* START Given data *

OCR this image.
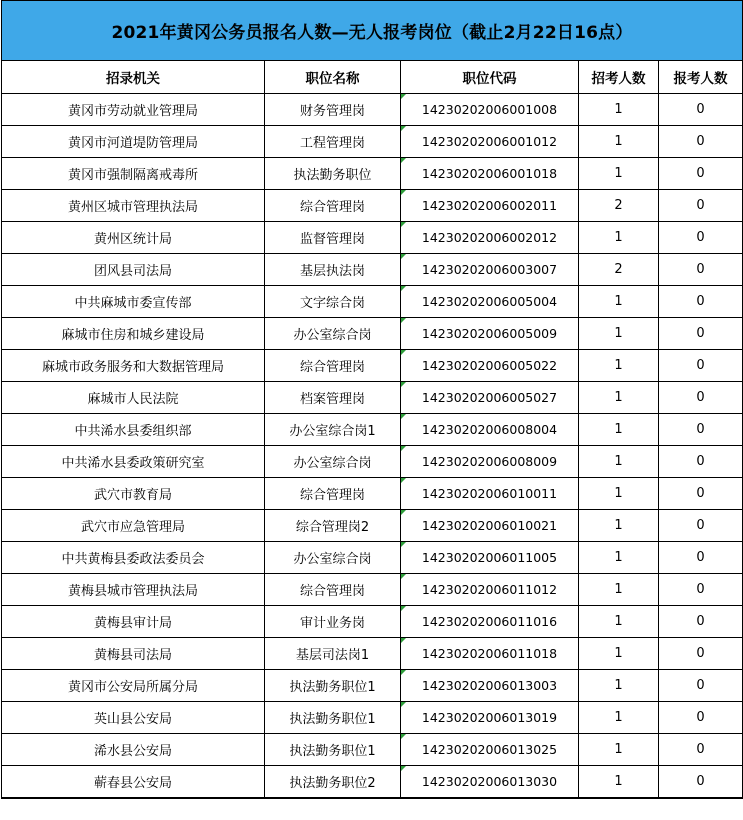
2021年黄冈公务员报名人数—无人报考岗位（截止2月22日16点）
招录机关	职位名称	职位代码	招考人数	报考人数
黄冈市劳动就业管理局	财务管理岗	14230202006001008	1	0
黄冈市河道堤防管理局	工程管理岗	14230202006001012	1	0
黄冈市强制隔离戒毒所	执法勤务职位	14230202006001018	1	0
黄州区城市管理执法局	综合管理岗	14230202006002011	2	0
黄州区统计局	监督管理岗	14230202006002012	1	0
团风县司法局	基层执法岗	14230202006003007	2	0
中共麻城市委宣传部	文字综合岗	14230202006005004	1	0
麻城市住房和城乡建设局	办公室综合岗	14230202006005009	1	0
麻城市政务服务和大数据管理局	综合管理岗	14230202006005022	1	0
麻城市人民法院	档案管理岗	14230202006005027	1	0
中共浠水县委组织部	办公室综合岗1	14230202006008004	1	0
中共浠水县委政策研究室	办公室综合岗	14230202006008009	1	0
武穴市教育局	综合管理岗	14230202006010011	1	0
武穴市应急管理局	综合管理岗2	14230202006010021	1	0
中共黄梅县委政法委员会	办公室综合岗	14230202006011005	1	0
黄梅县城市管理执法局	综合管理岗	14230202006011012	1	0
黄梅县审计局	审计业务岗	14230202006011016	1	0
黄梅县司法局	基层司法岗1	14230202006011018	1	0
黄冈市公安局所属分局	执法勤务职位1	14230202006013003	1	0
英山县公安局	执法勤务职位1	14230202006013019	1	0
浠水县公安局	执法勤务职位1	14230202006013025	1	0
蕲春县公安局	执法勤务职位2	14230202006013030	1	0
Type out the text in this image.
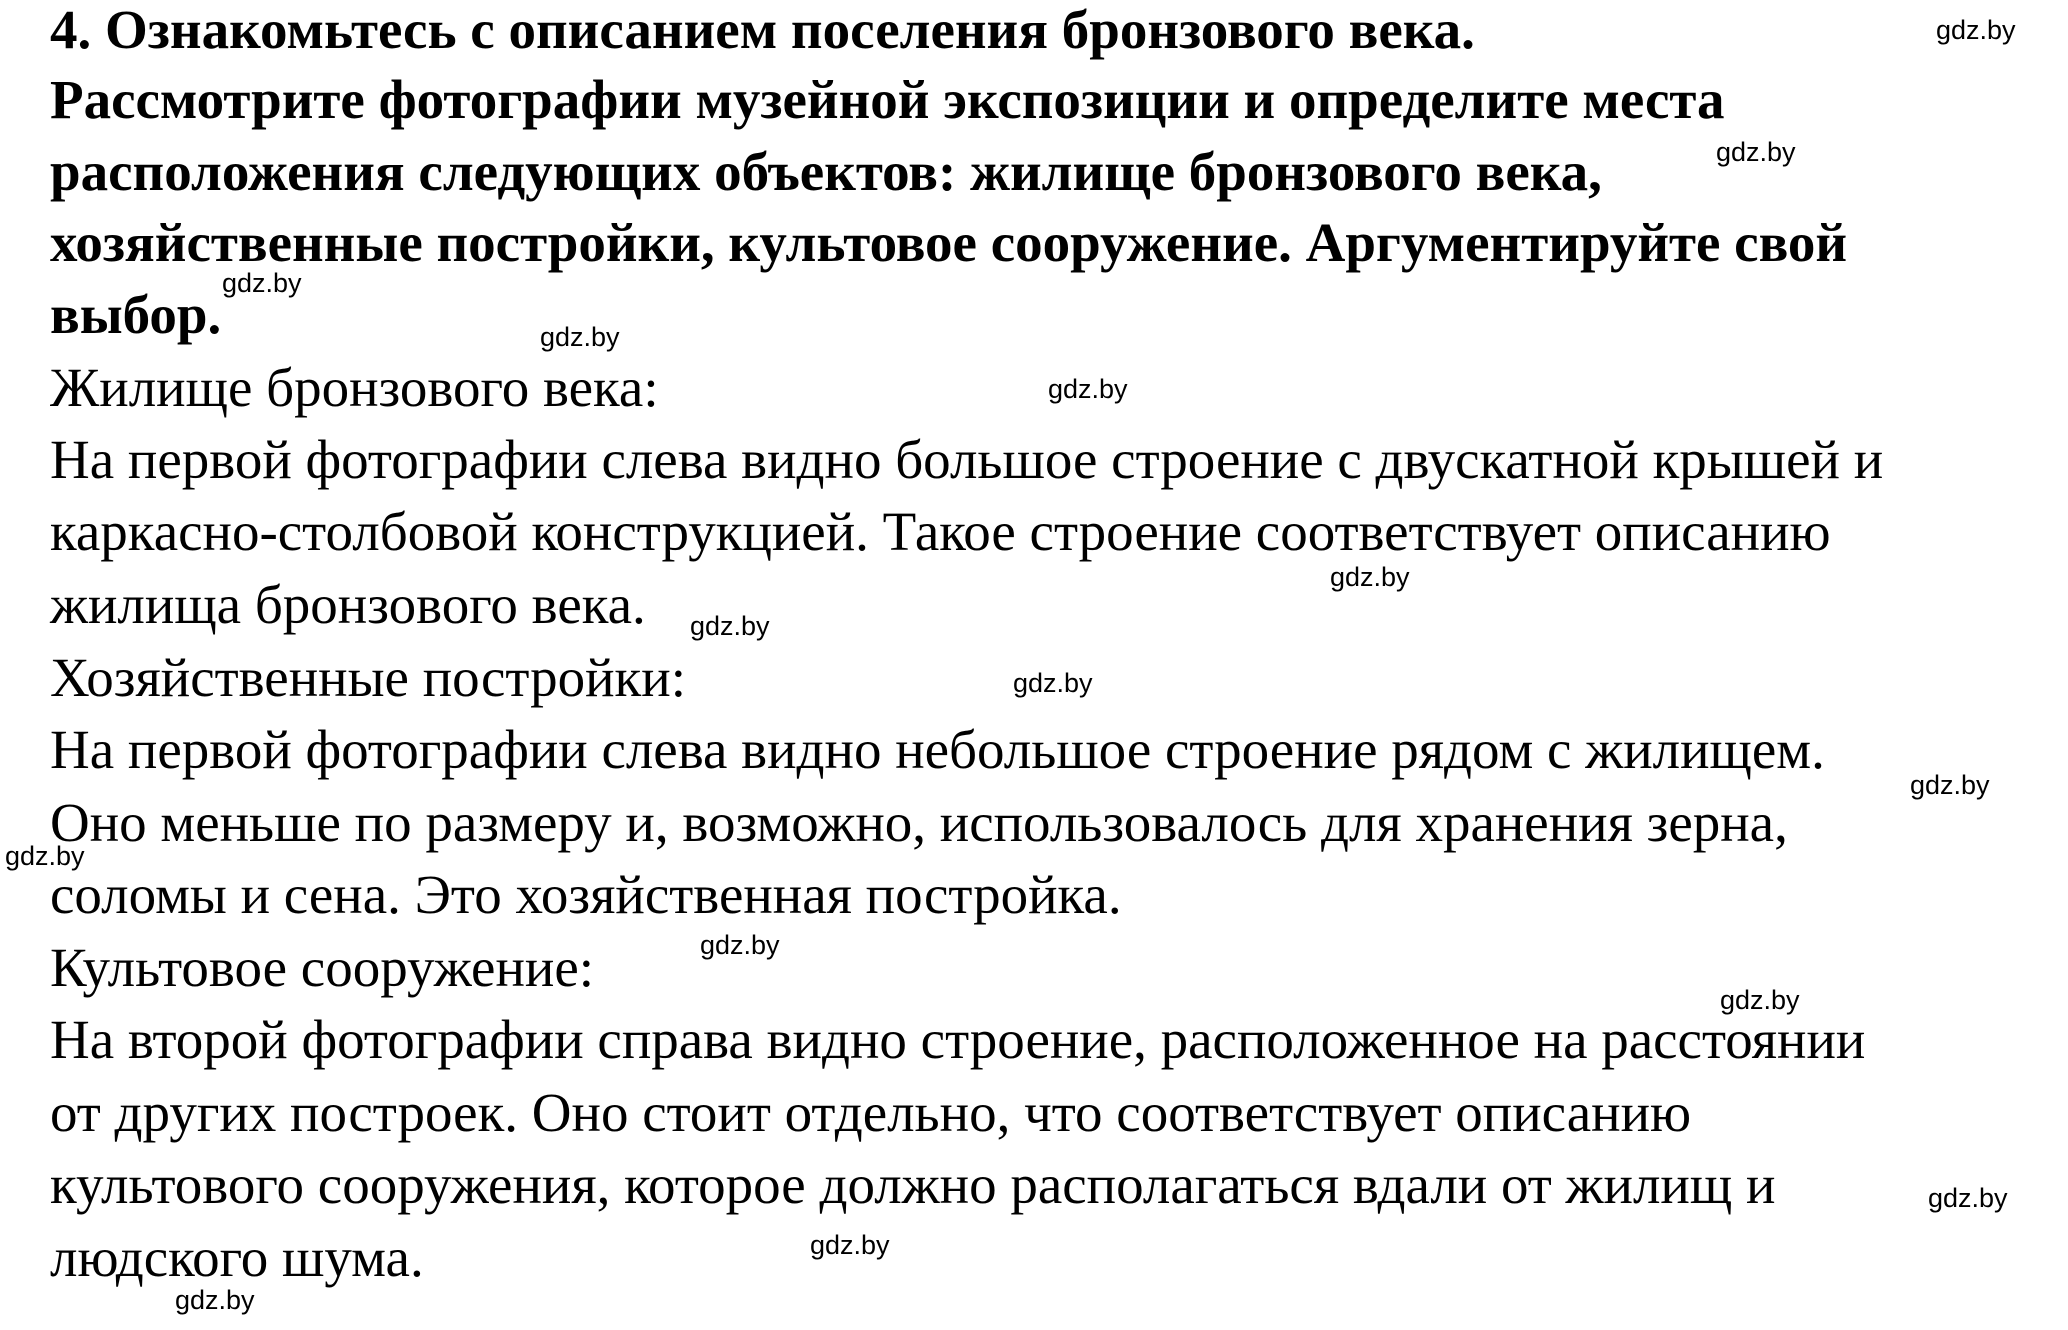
4. Ознакомьтесь с описанием поселения бронзового века.
Рассмотрите фотографии музейной экспозиции и определите места
расположения следующих объектов: жилище бронзового века,
хозяйственные постройки, культовое сооружение. Аргументируйте свой
выбор.
Жилище бронзового века:
На первой фотографии слева видно большое строение с двускатной крышей и
каркасно-столбовой конструкцией. Такое строение соответствует описанию
жилища бронзового века.
Хозяйственные постройки:
На первой фотографии слева видно небольшое строение рядом с жилищем.
Оно меньше по размеру и, возможно, использовалось для хранения зерна,
соломы и сена. Это хозяйственная постройка.
Культовое сооружение:
На второй фотографии справа видно строение, расположенное на расстоянии
от других построек. Оно стоит отдельно, что соответствует описанию
культового сооружения, которое должно располагаться вдали от жилищ и
людского шума.
gdz.by
gdz.by
gdz.by
gdz.by
gdz.by
gdz.by
gdz.by
gdz.by
gdz.by
gdz.by
gdz.by
gdz.by
gdz.by
gdz.by
gdz.by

* END Given data *

**Request**. Return every line in the listing that contains the word "соответствует".

**The completed task**.
каркасно-столбовой конструкцией. Такое строение соответствует описанию
от других построек. Оно стоит отдельно, что соответствует описанию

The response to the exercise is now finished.